#### Supplied records
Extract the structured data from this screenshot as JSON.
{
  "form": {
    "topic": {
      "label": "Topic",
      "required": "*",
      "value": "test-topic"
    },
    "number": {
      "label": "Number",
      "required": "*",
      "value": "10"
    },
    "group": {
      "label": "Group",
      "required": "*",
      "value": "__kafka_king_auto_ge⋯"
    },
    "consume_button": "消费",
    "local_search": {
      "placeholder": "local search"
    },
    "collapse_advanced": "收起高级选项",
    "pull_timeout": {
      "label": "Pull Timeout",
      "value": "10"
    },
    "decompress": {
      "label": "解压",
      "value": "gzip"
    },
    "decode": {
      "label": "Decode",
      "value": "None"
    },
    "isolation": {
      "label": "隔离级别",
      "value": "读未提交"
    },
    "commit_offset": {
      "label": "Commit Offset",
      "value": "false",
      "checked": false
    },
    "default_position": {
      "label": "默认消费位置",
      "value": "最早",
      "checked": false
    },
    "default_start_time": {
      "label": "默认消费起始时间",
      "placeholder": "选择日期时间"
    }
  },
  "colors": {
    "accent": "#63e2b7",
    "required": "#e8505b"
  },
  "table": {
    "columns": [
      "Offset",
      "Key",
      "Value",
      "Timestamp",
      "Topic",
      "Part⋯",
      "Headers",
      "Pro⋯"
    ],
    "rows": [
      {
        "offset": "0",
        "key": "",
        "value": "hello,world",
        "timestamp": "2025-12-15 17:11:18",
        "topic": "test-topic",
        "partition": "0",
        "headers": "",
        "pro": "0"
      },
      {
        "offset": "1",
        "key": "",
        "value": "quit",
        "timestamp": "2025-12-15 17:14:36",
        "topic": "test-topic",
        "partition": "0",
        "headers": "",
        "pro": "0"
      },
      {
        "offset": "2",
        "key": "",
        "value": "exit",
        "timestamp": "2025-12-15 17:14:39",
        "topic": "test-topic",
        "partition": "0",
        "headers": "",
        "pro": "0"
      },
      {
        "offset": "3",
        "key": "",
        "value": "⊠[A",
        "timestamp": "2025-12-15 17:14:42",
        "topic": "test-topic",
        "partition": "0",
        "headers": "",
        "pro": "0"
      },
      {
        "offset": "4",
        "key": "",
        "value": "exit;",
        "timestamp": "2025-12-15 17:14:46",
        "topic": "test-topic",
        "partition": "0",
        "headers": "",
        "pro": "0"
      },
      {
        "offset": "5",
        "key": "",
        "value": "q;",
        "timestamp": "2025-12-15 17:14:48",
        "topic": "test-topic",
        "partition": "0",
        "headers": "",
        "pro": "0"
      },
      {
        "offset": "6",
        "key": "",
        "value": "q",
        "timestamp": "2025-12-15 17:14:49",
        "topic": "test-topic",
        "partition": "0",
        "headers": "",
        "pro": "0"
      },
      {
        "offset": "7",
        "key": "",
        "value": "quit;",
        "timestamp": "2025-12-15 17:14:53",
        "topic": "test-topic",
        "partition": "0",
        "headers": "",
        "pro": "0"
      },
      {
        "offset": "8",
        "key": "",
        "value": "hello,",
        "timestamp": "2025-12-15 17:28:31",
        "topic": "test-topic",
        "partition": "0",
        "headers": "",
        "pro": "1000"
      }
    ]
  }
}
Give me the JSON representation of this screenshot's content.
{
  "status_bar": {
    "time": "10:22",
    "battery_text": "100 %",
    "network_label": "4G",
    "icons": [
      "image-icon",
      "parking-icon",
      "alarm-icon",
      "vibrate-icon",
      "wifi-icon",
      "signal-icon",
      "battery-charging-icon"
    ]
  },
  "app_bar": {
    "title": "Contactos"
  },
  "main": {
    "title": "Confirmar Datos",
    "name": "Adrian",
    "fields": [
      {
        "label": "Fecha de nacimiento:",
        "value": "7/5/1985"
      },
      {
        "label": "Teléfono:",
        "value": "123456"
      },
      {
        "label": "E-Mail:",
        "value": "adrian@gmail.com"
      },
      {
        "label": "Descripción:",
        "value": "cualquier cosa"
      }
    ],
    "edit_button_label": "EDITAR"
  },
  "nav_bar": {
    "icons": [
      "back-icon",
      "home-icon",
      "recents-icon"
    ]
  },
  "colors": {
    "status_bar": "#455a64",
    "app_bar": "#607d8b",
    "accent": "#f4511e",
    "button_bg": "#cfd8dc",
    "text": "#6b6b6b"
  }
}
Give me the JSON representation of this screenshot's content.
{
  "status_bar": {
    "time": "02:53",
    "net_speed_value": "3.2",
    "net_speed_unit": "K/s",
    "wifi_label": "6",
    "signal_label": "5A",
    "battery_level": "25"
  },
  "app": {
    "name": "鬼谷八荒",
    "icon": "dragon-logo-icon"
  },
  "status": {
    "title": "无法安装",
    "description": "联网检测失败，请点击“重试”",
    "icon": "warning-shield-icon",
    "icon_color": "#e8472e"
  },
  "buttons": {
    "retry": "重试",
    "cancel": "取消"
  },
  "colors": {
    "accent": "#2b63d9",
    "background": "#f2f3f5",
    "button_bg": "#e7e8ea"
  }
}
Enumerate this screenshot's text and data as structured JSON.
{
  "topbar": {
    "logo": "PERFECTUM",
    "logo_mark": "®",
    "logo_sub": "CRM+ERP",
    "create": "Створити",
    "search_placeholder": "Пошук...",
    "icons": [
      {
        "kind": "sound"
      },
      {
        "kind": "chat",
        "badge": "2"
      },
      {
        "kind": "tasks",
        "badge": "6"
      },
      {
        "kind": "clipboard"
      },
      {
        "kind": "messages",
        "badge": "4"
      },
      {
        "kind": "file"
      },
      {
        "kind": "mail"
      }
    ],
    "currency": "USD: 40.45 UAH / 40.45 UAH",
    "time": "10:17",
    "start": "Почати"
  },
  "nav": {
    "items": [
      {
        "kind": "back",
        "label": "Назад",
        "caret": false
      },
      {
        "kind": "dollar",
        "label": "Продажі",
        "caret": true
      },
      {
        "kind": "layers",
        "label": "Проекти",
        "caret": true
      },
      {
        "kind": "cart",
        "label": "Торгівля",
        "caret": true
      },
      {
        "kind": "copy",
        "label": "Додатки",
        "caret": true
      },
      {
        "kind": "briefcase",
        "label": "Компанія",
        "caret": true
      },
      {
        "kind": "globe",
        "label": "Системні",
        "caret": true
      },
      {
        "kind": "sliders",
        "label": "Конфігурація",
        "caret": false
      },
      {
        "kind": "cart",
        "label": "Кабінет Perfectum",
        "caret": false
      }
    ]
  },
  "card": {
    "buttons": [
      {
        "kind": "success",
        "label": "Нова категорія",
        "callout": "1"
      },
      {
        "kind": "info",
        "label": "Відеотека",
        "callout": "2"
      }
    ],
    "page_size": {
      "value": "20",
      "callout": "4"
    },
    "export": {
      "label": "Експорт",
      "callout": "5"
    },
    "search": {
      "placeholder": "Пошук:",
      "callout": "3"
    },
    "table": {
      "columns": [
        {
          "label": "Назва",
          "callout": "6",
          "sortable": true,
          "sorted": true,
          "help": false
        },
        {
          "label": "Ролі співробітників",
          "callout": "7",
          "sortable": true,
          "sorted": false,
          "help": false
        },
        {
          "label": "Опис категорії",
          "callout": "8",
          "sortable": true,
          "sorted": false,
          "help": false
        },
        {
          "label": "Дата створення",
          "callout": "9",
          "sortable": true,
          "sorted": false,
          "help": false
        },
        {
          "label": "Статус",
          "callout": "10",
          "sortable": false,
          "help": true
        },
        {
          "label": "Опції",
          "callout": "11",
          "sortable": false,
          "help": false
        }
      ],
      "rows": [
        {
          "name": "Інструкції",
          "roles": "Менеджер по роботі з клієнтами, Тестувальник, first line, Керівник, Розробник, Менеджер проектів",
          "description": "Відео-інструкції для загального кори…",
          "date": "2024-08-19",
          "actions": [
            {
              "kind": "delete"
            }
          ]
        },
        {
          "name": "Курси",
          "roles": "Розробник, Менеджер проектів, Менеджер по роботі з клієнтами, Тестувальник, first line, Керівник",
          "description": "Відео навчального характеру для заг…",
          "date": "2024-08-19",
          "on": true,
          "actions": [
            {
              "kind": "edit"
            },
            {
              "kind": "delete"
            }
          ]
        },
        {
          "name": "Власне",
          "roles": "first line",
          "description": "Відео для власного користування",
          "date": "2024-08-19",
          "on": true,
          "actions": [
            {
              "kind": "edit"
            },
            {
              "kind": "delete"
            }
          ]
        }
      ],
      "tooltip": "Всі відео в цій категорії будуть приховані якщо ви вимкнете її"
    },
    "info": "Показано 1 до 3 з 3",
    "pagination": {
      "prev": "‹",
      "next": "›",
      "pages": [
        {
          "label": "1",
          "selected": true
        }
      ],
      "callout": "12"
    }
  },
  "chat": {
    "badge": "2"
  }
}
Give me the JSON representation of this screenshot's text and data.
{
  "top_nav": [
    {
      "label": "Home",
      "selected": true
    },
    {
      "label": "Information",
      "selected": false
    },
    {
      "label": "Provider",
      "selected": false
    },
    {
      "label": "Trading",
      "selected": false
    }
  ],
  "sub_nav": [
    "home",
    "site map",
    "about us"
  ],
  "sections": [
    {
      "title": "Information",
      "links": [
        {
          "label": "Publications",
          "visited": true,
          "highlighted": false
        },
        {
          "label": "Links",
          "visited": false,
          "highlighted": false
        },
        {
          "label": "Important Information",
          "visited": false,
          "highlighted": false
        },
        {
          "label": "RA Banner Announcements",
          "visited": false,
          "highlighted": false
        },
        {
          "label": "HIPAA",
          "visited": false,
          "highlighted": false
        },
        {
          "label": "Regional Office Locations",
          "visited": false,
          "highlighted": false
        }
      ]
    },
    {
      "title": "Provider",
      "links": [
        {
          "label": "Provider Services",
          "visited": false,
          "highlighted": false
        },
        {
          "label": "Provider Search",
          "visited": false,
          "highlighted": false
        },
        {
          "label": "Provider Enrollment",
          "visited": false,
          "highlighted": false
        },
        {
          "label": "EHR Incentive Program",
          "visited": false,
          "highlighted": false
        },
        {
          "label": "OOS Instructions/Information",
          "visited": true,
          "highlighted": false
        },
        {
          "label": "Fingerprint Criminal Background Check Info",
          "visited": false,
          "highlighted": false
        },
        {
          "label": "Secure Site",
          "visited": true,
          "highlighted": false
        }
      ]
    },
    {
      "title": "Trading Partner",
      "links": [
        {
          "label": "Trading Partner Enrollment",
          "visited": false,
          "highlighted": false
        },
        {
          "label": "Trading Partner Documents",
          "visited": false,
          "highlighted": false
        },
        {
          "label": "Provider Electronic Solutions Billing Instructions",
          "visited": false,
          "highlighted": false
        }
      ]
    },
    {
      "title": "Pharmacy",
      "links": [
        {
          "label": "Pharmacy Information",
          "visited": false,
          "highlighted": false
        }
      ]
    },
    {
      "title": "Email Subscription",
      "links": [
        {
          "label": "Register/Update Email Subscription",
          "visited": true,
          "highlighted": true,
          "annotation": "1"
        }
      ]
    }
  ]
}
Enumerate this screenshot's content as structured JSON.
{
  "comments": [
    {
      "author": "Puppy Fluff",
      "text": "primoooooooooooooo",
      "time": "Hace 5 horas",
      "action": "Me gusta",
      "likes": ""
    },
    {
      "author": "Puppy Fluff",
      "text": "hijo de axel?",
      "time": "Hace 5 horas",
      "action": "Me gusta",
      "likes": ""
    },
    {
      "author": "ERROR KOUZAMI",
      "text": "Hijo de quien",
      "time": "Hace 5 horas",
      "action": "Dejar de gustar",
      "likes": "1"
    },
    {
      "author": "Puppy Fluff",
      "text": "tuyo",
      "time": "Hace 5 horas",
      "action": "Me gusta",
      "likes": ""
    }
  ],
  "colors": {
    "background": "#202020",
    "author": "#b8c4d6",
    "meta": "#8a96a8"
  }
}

#### Exercise directions
From the line that contains "Enumerate this screenshot's content" down to the last line of the listing above, repeat each line exactly, and include nothing else.

#### Written solution
Enumerate this screenshot's content as structured JSON.
{
  "comments": [
    {
      "author": "Puppy Fluff",
      "text": "primoooooooooooooo",
      "time": "Hace 5 horas",
      "action": "Me gusta",
      "likes": ""
    },
    {
      "author": "Puppy Fluff",
      "text": "hijo de axel?",
      "time": "Hace 5 horas",
      "action": "Me gusta",
      "likes": ""
    },
    {
      "author": "ERROR KOUZAMI",
      "text": "Hijo de quien",
      "time": "Hace 5 horas",
      "action": "Dejar de gustar",
      "likes": "1"
    },
    {
      "author": "Puppy Fluff",
      "text": "tuyo",
      "time": "Hace 5 horas",
      "action": "Me gusta",
      "likes": ""
    }
  ],
  "colors": {
    "background": "#202020",
    "author": "#b8c4d6",
    "meta": "#8a96a8"
  }
}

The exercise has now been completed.